Directive>
From the records below, copy every line that contains the word "high".

※ ※ ※

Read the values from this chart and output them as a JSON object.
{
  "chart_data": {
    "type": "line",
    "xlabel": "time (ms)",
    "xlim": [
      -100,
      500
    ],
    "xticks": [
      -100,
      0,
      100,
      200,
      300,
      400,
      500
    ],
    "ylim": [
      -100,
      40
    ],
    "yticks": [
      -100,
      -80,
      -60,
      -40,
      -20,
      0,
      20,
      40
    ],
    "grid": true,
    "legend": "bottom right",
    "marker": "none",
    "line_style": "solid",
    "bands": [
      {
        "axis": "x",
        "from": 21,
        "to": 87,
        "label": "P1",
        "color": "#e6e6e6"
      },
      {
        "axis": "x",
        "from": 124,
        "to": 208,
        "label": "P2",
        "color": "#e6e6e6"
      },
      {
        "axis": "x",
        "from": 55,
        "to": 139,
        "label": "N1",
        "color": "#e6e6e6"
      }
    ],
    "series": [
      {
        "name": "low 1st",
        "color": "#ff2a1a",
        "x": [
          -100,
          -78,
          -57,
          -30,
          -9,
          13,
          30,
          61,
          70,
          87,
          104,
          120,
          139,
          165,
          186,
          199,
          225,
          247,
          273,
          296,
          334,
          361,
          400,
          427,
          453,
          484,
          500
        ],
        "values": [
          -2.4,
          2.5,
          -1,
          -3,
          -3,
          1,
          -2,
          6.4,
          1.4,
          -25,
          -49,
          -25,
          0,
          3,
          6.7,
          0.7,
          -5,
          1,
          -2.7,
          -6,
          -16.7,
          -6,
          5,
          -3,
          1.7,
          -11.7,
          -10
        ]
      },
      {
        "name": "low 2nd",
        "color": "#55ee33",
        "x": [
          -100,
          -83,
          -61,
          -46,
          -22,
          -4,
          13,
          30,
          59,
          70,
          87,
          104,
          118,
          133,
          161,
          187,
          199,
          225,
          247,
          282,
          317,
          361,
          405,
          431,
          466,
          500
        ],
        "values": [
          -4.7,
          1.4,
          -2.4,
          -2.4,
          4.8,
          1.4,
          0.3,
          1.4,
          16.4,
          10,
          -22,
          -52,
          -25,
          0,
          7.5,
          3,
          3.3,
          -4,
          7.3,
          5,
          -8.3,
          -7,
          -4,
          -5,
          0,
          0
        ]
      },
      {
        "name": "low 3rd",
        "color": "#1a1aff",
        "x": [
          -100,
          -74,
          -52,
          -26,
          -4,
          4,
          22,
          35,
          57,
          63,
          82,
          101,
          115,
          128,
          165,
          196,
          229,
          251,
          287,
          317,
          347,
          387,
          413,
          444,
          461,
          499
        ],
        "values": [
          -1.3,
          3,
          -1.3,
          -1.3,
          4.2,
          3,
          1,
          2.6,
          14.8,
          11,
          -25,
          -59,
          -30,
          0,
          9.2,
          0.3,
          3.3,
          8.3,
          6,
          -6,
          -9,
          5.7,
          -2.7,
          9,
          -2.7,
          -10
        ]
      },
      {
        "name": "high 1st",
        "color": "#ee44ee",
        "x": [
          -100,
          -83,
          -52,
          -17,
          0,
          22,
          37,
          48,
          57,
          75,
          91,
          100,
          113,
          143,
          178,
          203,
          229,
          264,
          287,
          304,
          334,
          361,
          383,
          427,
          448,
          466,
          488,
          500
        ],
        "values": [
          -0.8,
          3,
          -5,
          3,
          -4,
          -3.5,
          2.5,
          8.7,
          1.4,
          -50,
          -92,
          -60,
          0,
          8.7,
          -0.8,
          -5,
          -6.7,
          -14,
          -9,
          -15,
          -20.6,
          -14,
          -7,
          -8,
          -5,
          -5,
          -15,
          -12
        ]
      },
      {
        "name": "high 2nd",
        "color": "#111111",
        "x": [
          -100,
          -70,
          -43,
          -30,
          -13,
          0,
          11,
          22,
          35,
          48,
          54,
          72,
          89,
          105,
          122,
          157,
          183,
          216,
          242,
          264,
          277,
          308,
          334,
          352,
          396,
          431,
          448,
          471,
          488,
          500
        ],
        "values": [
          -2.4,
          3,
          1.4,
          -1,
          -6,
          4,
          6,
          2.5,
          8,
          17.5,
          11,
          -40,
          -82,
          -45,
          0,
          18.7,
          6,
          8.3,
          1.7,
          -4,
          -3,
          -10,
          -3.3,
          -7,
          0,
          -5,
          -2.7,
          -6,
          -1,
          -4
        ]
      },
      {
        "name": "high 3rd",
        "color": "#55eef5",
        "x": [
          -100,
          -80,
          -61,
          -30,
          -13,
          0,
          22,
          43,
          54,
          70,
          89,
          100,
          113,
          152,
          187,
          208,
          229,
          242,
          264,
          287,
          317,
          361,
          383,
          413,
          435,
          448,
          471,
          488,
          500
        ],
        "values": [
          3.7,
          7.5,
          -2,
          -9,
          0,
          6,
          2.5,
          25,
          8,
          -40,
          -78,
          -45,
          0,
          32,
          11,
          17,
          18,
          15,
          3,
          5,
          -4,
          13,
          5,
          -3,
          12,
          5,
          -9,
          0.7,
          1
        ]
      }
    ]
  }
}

※ ※ ※

Completed task>
        "name": "high 1st",
        "name": "high 2nd",
        "name": "high 3rd",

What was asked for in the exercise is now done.